### Problem
Show each line of the data below that has the string "Company" in it.

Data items

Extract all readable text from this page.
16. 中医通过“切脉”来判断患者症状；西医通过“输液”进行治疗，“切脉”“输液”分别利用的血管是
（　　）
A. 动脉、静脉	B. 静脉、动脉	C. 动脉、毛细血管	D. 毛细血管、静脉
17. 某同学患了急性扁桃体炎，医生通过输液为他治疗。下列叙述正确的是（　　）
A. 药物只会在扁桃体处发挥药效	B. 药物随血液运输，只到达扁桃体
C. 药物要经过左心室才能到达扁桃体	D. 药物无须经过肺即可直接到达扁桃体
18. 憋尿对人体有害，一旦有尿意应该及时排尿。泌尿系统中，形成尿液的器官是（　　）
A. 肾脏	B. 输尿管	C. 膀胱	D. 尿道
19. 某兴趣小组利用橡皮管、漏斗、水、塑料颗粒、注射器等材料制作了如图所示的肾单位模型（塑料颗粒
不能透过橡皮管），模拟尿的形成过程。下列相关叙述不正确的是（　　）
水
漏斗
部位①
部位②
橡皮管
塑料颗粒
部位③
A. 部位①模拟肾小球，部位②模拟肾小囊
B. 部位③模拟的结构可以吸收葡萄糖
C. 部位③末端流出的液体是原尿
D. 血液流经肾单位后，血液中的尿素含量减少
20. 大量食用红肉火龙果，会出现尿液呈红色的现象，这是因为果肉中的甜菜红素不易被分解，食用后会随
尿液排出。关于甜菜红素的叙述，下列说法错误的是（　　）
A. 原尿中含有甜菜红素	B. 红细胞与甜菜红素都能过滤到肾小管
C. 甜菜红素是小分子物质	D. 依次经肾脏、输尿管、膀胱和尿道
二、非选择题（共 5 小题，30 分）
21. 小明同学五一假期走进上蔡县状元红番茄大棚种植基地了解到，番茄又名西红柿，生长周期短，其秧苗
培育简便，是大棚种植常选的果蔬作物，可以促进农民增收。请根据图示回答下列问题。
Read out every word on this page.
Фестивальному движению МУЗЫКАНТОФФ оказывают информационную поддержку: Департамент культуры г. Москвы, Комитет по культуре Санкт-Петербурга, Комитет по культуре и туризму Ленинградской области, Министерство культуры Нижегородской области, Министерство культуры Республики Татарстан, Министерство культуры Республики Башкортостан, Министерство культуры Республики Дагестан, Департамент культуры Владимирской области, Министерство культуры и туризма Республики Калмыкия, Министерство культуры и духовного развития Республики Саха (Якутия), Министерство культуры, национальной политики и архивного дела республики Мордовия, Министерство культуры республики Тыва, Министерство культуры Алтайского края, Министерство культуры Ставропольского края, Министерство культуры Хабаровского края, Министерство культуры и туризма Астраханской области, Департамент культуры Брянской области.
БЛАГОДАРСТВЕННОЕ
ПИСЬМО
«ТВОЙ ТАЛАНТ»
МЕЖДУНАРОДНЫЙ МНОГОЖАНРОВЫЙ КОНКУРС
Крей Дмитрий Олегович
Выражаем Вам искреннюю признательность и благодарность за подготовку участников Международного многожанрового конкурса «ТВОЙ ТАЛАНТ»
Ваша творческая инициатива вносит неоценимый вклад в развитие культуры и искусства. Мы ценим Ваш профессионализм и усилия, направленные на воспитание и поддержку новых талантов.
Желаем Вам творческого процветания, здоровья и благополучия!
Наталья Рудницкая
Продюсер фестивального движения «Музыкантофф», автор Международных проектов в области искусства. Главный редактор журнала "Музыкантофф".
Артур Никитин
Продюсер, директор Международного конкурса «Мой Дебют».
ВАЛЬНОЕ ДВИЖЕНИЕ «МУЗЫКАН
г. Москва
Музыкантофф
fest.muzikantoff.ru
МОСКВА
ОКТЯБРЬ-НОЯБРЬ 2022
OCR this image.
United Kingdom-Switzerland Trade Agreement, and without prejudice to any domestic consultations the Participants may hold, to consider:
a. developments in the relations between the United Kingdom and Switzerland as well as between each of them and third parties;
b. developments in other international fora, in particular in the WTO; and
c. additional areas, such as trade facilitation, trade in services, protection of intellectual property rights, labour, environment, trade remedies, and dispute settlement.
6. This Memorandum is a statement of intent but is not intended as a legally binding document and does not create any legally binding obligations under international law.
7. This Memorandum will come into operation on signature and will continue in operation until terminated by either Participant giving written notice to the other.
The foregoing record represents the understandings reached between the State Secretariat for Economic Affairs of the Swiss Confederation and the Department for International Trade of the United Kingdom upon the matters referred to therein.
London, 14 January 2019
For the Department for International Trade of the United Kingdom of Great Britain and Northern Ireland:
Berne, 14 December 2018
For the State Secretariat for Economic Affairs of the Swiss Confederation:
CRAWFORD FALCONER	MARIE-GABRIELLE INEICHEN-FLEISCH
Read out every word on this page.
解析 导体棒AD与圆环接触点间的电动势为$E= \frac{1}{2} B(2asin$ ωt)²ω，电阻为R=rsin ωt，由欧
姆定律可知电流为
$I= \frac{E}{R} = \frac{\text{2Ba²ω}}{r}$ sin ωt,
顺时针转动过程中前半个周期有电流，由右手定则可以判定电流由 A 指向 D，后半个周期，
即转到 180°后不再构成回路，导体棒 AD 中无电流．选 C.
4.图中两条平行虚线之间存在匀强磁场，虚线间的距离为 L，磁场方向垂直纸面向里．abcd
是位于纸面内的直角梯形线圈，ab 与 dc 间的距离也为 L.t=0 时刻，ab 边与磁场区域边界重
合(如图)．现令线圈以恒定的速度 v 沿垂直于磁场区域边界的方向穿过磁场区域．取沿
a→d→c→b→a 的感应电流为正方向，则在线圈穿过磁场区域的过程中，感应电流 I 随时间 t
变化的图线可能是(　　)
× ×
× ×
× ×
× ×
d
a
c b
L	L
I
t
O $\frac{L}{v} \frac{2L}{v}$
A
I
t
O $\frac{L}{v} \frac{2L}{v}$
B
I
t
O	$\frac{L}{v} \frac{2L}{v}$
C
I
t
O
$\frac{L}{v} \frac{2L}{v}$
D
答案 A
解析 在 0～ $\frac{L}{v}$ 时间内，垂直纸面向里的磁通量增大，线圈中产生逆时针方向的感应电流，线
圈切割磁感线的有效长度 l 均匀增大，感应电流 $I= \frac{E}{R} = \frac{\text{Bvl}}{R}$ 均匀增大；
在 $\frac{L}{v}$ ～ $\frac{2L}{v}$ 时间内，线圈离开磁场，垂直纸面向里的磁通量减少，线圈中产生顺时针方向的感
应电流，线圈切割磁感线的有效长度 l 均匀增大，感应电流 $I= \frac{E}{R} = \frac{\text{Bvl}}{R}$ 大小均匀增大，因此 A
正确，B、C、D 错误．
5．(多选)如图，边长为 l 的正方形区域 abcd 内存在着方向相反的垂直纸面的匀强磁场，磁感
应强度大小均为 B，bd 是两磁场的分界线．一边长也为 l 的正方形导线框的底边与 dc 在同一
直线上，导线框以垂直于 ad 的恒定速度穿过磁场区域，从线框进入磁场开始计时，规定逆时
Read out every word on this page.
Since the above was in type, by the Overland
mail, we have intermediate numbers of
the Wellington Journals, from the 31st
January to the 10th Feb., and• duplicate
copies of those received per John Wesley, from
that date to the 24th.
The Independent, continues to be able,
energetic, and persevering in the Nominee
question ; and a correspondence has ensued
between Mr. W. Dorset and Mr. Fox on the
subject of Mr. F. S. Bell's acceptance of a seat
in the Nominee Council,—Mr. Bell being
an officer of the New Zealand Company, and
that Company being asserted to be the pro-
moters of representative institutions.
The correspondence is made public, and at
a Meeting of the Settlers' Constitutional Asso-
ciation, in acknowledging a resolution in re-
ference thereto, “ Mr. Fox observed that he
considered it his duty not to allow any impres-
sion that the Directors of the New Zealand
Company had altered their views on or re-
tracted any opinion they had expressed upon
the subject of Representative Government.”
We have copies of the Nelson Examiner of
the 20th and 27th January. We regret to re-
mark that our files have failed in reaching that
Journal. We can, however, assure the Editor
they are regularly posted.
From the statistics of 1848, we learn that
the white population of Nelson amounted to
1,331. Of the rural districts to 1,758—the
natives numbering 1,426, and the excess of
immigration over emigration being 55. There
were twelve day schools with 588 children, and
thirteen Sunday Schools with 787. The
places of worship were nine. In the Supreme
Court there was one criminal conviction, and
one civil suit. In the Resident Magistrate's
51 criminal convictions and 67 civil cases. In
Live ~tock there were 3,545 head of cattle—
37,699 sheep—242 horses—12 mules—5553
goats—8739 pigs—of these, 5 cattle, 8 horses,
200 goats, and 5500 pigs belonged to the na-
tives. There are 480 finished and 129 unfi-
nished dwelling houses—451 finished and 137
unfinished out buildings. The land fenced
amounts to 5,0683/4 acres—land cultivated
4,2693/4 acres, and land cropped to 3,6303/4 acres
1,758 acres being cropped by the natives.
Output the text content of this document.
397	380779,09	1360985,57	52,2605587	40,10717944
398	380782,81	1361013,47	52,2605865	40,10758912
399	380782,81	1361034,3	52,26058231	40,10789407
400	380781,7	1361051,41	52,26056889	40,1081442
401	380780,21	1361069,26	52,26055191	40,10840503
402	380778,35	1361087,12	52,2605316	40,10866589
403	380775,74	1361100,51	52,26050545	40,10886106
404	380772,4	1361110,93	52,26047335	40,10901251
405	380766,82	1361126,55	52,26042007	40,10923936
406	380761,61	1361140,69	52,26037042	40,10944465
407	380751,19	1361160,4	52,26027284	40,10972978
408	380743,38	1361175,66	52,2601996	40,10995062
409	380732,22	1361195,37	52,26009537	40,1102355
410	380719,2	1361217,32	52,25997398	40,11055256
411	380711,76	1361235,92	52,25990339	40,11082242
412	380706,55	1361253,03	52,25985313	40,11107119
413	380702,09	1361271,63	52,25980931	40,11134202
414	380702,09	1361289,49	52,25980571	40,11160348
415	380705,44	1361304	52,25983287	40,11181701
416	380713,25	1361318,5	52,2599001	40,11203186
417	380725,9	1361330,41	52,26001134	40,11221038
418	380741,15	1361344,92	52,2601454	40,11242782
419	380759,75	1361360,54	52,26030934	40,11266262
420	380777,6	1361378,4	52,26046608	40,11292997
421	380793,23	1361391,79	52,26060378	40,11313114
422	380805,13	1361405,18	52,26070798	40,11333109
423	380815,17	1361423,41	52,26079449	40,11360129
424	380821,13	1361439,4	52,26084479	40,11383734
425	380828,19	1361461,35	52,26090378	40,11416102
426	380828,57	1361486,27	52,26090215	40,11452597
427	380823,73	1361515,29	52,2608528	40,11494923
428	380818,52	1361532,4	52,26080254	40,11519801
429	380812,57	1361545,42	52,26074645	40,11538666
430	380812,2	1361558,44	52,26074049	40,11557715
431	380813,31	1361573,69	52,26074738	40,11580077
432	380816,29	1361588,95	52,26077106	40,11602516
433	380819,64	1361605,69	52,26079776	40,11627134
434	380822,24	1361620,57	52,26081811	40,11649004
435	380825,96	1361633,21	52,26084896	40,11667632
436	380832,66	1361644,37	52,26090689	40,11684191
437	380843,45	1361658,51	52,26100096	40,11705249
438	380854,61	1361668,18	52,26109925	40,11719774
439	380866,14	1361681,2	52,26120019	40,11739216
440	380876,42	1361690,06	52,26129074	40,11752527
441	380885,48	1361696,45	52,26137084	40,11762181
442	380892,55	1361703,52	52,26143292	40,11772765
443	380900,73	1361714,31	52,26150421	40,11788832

### Answer
an officer of the New Zealand Company, and
that Company being asserted to be the pro-
Company had altered their views on or re-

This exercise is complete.